During the year, we completed the refurbishment of 50 per
cent of 50kg packing and loading infrastructure, the remodelling
of our ‘F’ mill and the erection of additional
wheat storage. This is a continuation of our mill refurbishment
and modernization programme which has increased our capacity
and has brought about a complete transformation of our mill
in terms of configuration, technology, effectiveness and efficiency.
The main constraints we are having towards the optimum utilisation
of our enhanced production capacity are inadequate transportation
together with its high cost and inadequate power supply. We
would continue to strengthen our core business by investing
in new mills, new technologies, ancillary equipment and facilities
as part of our strategy to enhance long-term growth.
Power generation
The successful commissioning of seven Jenbacher gas powered
generators with a total generating capacity of 21 megawatts
in May, 2006 was a giant stride towards achieving the company’s
goal of running the mills, production facilities and ancillary
services with minimum power interruption.
We have started to reap the benefit of our valuable strategic
investment in power generation. The partial switch-over from
diesel to gas has resulted in higher efficiency while the
company’s operating environment has become cleaner and
more friendly. We are going to achieve substantial savings
in cost which will enhance the competitiveness of our business
and maximize returns to stakeholders. Our main challenge remains
the ability to secure regular and uninterrupted gas supply.
United Cement Company of Nigeria Limited (UNICEM)
The construction work at the site of the Greenfield Cement
Plant in Mfamosing near Calabar in Cross River State, is progressing
steadily. Over 60 per cent of the civil works have been completed.
It is expected that the first kiln would be fired in April
2008 while full operation is to commence by the end of the
second quarter of 2008.
The disbursement of the syndicated loan by our bankers is
going on satisfactorily. A key issue of concern which is receiving
management’s attention is the construction of a gas
pipeline to the plant. When completed, the cement plant with
an annual production capacity of 2.5 million tons, will boost
the economic activities of Cross River State and the neighbouring
states.
We are confident that Unicem will leverage on the global industrial
experience of its technical partners to produce cement of
international standard.
BAGCO
During the year, BAGCO, a wholly-owned subsidiary company
of Flour Mills of Nigeria Plc, delivered good growth in sales
and profitability to consolidate its position as the leading
laminated and woven polypropylene sack manufacturing plant
in Nigeria.
The on-going expansion, refurbishment and modernization of
the factory and production facilities will continue. Additional
capital investments amounting to N1.9 billion covering buildings,
equipment and utilities were made during the year under review.
These investments, which are aimed at building a strong platform
for future growth, produced some strains on BAGCO’s
cash flow and some negative impact on the bottom-line. However,
the company plans to capitalize on its improved capacity and
new technology to enhance its position as a world class manufacturer
thereby opening the door for exports.
Human capital development is a priority and efforts are continuing
through the year to train and employ quality personnel for
sustainable growth.
The current financial year will witness more developments.
A new spaghetti line and a new product line will be launched.
New packaging materials for our products are being developed
to meet with the current trends. These are dynamic and innovative
measures that will add significant growth to our business
and boost profitability.

════════════════

* **COMPLETE THE FOLLOWING**
1. In the annual report excerpt, how many Jenbacher gas powered generators were commissioned in May 2006?
2. List each of the terms in which the annual report excerpt says the mill was completely transformed.
3. Pick up the annual report excerpt after its last sentence and keep writing it.

* **MATERIAL PROVIDED**

════════════════

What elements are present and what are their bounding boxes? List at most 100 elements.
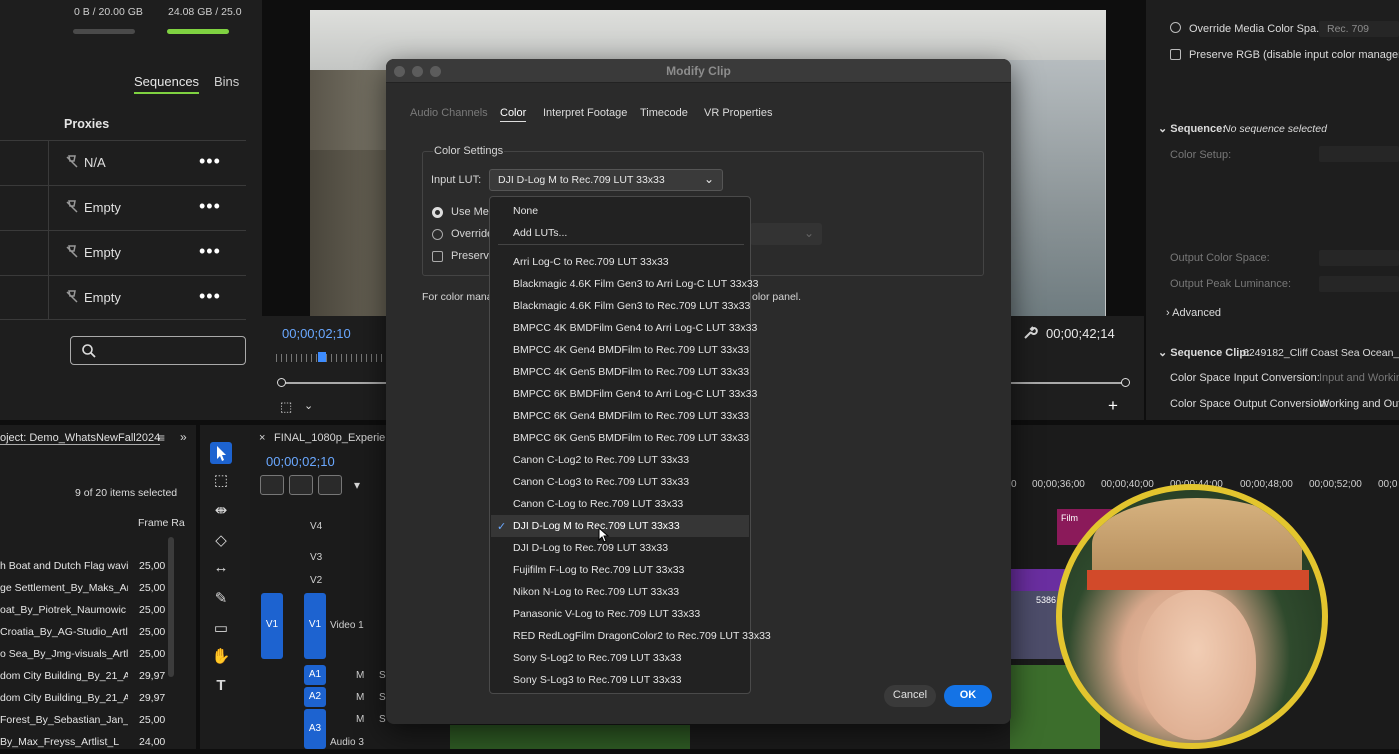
preserve-rgb-checkbox[interactable] — [1170, 49, 1181, 60]
zoom-handle-left[interactable] — [277, 378, 286, 387]
preserve-checkbox[interactable] — [432, 251, 443, 262]
mute-a1[interactable]: M — [356, 670, 364, 681]
list-item[interactable]: Forest_By_Sebastian_Jan_S 25,00 — [0, 710, 165, 732]
lut-option[interactable]: Arri Log-C to Rec.709 LUT 33x33 — [513, 256, 669, 268]
list-item[interactable]: Empty ••• — [0, 275, 246, 320]
lut-option[interactable]: DJI D-Log to Rec.709 LUT 33x33 — [513, 542, 668, 554]
lut-option[interactable]: Blackmagic 4.6K Film Gen3 to Rec.709 LUT… — [513, 300, 750, 312]
list-item[interactable]: Empty ••• — [0, 230, 246, 275]
override-radio[interactable] — [432, 229, 443, 240]
list-item[interactable]: By_Max_Freyss_Artlist_L 24,00 — [0, 732, 165, 754]
list-item[interactable]: oat_By_Piotrek_Naumowic 25,00 — [0, 600, 165, 622]
override-select[interactable]: Rec. 709 — [1319, 21, 1399, 37]
lut-option[interactable]: Fujifilm F-Log to Rec.709 LUT 33x33 — [513, 564, 684, 576]
timeline-timecode[interactable]: 00;00;02;10 — [266, 454, 335, 469]
lut-option[interactable]: DJI D-Log M to Rec.709 LUT 33x33 — [513, 520, 680, 532]
more-icon[interactable]: ••• — [199, 286, 221, 307]
close-icon[interactable]: × — [259, 432, 265, 444]
mute-a2[interactable]: M — [356, 692, 364, 703]
override-select[interactable]: ⌄ — [750, 223, 822, 245]
input-lut-select[interactable]: DJI D-Log M to Rec.709 LUT 33x33 ⌄ — [489, 169, 723, 191]
more-icon[interactable]: ••• — [199, 196, 221, 217]
more-icon[interactable]: ••• — [199, 241, 221, 262]
advanced-toggle[interactable]: › Advanced — [1166, 307, 1221, 319]
lut-option[interactable]: Panasonic V-Log to Rec.709 LUT 33x33 — [513, 608, 700, 620]
project-title[interactable]: oject: Demo_WhatsNewFall2024 — [0, 432, 161, 445]
lut-option[interactable]: BMPCC 6K Gen4 BMDFilm to Rec.709 LUT 33x… — [513, 410, 749, 422]
lut-option[interactable]: Sony S-Log3 to Rec.709 LUT 33x33 — [513, 674, 682, 686]
source-patch-v1[interactable]: V1 — [261, 593, 283, 659]
tab-color[interactable]: Color — [500, 107, 527, 122]
mute-a3[interactable]: M — [356, 714, 364, 725]
snap-button[interactable] — [260, 475, 284, 495]
cancel-button[interactable]: Cancel — [884, 685, 936, 707]
hand-tool-icon[interactable]: ✋ — [210, 647, 232, 669]
solo-a3[interactable]: S — [379, 714, 386, 725]
lut-option[interactable]: Blackmagic 4.6K Film Gen3 to Arri Log-C … — [513, 278, 759, 290]
tab-vr-properties[interactable]: VR Properties — [704, 107, 772, 119]
lut-option[interactable]: BMPCC 4K Gen5 BMDFilm to Rec.709 LUT 33x… — [513, 366, 749, 378]
list-item[interactable]: dom City Building_By_21_A 29,97 — [0, 666, 165, 688]
ripple-edit-tool-icon[interactable]: ⇼ — [210, 501, 232, 523]
tab-interpret-footage[interactable]: Interpret Footage — [543, 107, 627, 119]
add-button-icon[interactable]: + — [1108, 396, 1118, 416]
more-icon[interactable]: ••• — [199, 151, 221, 172]
safe-margins-icon[interactable]: ⬚ — [280, 399, 292, 415]
zoom-bar-left[interactable] — [280, 382, 386, 384]
lut-option[interactable]: Canon C-Log to Rec.709 LUT 33x33 — [513, 498, 683, 510]
list-item[interactable]: o Sea_By_Jmg-visuals_Artlis 25,00 — [0, 644, 165, 666]
tab-timecode[interactable]: Timecode — [640, 107, 688, 119]
expand-panels-icon[interactable]: » — [180, 430, 187, 444]
playhead-timecode[interactable]: 00;00;02;10 — [282, 326, 351, 341]
lut-option[interactable]: Nikon N-Log to Rec.709 LUT 33x33 — [513, 586, 679, 598]
playhead-marker[interactable] — [318, 352, 326, 362]
insert-button[interactable] — [318, 475, 342, 495]
solo-a2[interactable]: S — [379, 692, 386, 703]
list-item[interactable]: ge Settlement_By_Maks_Art 25,00 — [0, 578, 165, 600]
use-media-radio[interactable] — [432, 207, 443, 218]
track-select-tool-icon[interactable]: ⬚ — [210, 471, 232, 493]
lut-option[interactable]: BMPCC 4K BMDFilm Gen4 to Arri Log-C LUT … — [513, 322, 757, 334]
slip-tool-icon[interactable]: ↔ — [210, 559, 232, 581]
search-input[interactable] — [70, 336, 246, 365]
pen-tool-icon[interactable]: ✎ — [210, 589, 232, 611]
csic-value[interactable]: Input and Workin — [1319, 372, 1399, 384]
zoom-bar-right[interactable] — [1010, 382, 1128, 384]
override-radio[interactable] — [1170, 22, 1181, 33]
clip-audio-3[interactable] — [450, 725, 690, 749]
track-target-v1[interactable]: V1 — [304, 593, 326, 659]
solo-a1[interactable]: S — [379, 670, 386, 681]
csoc-value[interactable]: Working and Outp — [1319, 398, 1399, 410]
lut-option[interactable]: Canon C-Log3 to Rec.709 LUT 33x33 — [513, 476, 689, 488]
list-item[interactable]: N/A ••• — [0, 140, 246, 185]
sequence-tab[interactable]: FINAL_1080p_Experienc — [274, 432, 397, 444]
tab-audio-channels[interactable]: Audio Channels — [410, 107, 488, 119]
linked-selection-button[interactable] — [289, 475, 313, 495]
lut-option[interactable]: BMPCC 6K Gen5 BMDFilm to Rec.709 LUT 33x… — [513, 432, 749, 444]
tab-sequences[interactable]: Sequences — [134, 74, 200, 94]
track-target-a3[interactable]: A3 — [304, 709, 326, 749]
sequence-header[interactable]: ⌄ Sequence: — [1158, 122, 1226, 135]
chevron-down-icon[interactable]: ⌄ — [304, 399, 313, 412]
zoom-handle-right[interactable] — [1121, 378, 1130, 387]
scrollbar[interactable] — [168, 537, 174, 677]
list-item[interactable]: Empty ••• — [0, 185, 246, 230]
ok-button[interactable]: OK — [944, 685, 992, 707]
list-item[interactable]: dom City Building_By_21_A 29,97 — [0, 688, 165, 710]
lut-option[interactable]: Sony S-Log2 to Rec.709 LUT 33x33 — [513, 652, 682, 664]
track-target-a2[interactable]: A2 — [304, 687, 326, 707]
selection-tool-icon[interactable] — [210, 442, 232, 464]
lut-option[interactable]: RED RedLogFilm DragonColor2 to Rec.709 L… — [513, 630, 771, 642]
track-target-a1[interactable]: A1 — [304, 665, 326, 685]
lut-option[interactable]: Canon C-Log2 to Rec.709 LUT 33x33 — [513, 454, 689, 466]
lut-option[interactable]: None — [513, 205, 538, 217]
panel-menu-icon[interactable]: ≡ — [158, 431, 165, 445]
lut-option[interactable]: Add LUTs... — [513, 227, 567, 239]
sequence-clip-header[interactable]: ⌄ Sequence Clip: — [1158, 346, 1250, 359]
lut-option[interactable]: BMPCC 6K BMDFilm Gen4 to Arri Log-C LUT … — [513, 388, 757, 400]
list-item[interactable]: Croatia_By_AG-Studio_Artl 25,00 — [0, 622, 165, 644]
wrench-icon[interactable] — [1022, 325, 1038, 341]
type-tool-icon[interactable]: T — [210, 677, 232, 699]
list-item[interactable]: h Boat and Dutch Flag wavi 25,00 — [0, 556, 165, 578]
tab-bins[interactable]: Bins — [214, 74, 239, 89]
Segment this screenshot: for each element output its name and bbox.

════════════════

* **THE ANSWERS**
1. Seven.

2. Configuration, technology, effectiveness, efficiency

3.
Apapa Bulk Terminal Limited
ABTL, which is a wholly-owned subsidiary, commenced port terminal
operations in April, 2006 following the two concessions granted
to the company to operate Terminals A and B of the Apapa Ports
Complex for a duration of twenty-five years.
The company started on a good footing in its first year of
doing business with a cargo throughput of 3.7 million metric
tones.
Work on the rehabilitation and construction of the infrastructure
and other facilities have started in earnest. We have put
in place terminal perimeter fencing and access control management
process in line with the requirements of JSPS Code.
Dredging of the channel to a depth of 12.50 metre chart datum
is in progress. Its completion next December will enable vessels
drawing 11.00 draft to berth at ABTL’s terminals. This
will further enhance cargo throughput and the terminal can
operate in a most efficient, cost effective and profitable
manner and add considerable value to port users and stakeholders.
Niger Mills Company Limited, Calabar
In spite of stiff competition in the market place, Niger Mills
continued to grow its share of the market. Its wheat products
have gained high market acceptability while new markets are
being explored. The quality control capacity of the company
has been strengthened to ensure that the high customer expectations
are met and surpassed.
Turnover increased from N2.6 billion to almost N3 billion.
Profit after tax, however, dropped from N62 million to N43
million mainly as a result of the increase in operational
costs, which was not fully matched by a similar increase in
the ex-factory price of finished products.
Niger Mills has embarked upon an expansion programme to achieve
greater volume, which would strengthen and consolidate its
position in the East and enable the company to tap the potentials
being created in the North-Central and North-Eastern markets.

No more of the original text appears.